- **WORK TO COMPLETE**:
Will you transcribe all the entries word for word, skipping the pictures they hold?

-- Start DATASET EXTRACT --

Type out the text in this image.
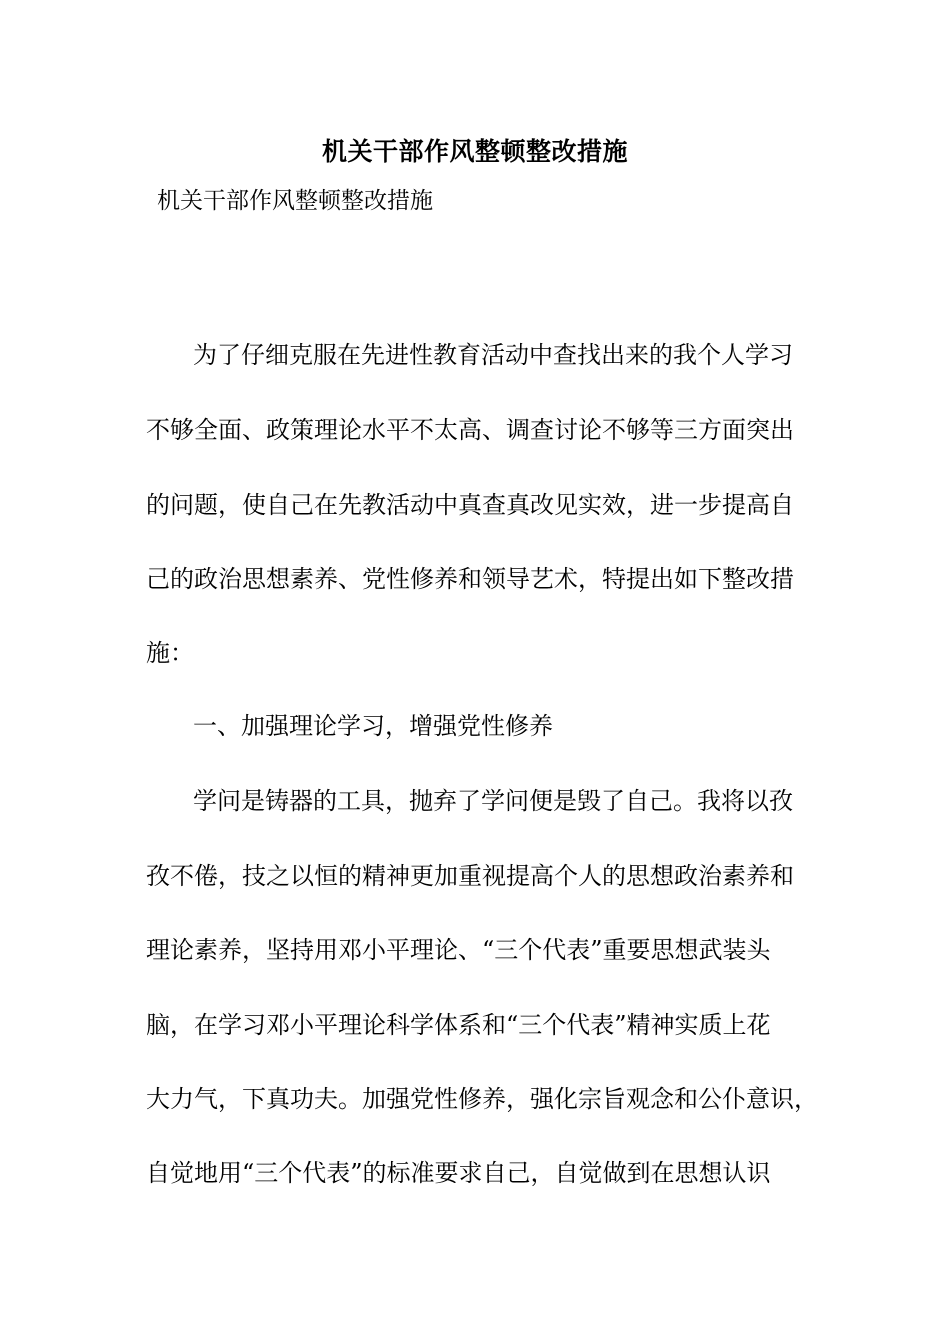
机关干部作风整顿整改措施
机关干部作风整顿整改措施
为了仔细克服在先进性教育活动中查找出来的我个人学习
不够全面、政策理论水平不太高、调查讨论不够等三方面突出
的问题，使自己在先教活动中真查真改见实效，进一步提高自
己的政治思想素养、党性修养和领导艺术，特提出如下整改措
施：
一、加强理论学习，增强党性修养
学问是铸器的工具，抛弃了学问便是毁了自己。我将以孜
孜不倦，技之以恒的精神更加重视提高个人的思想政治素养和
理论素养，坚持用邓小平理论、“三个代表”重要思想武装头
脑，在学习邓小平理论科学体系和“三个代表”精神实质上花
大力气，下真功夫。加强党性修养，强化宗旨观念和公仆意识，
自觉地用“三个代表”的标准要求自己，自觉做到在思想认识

-- End DATASET EXTRACT --

- **ANSWER BELOW**:
Type out the text in this image.
机关干部作风整顿整改措施
机关干部作风整顿整改措施
为了仔细克服在先进性教育活动中查找出来的我个人学习
不够全面、政策理论水平不太高、调查讨论不够等三方面突出
的问题，使自己在先教活动中真查真改见实效，进一步提高自
己的政治思想素养、党性修养和领导艺术，特提出如下整改措
施：
一、加强理论学习，增强党性修养
学问是铸器的工具，抛弃了学问便是毁了自己。我将以孜
孜不倦，技之以恒的精神更加重视提高个人的思想政治素养和
理论素养，坚持用邓小平理论、“三个代表”重要思想武装头
脑，在学习邓小平理论科学体系和“三个代表”精神实质上花
大力气，下真功夫。加强党性修养，强化宗旨观念和公仆意识，
自觉地用“三个代表”的标准要求自己，自觉做到在思想认识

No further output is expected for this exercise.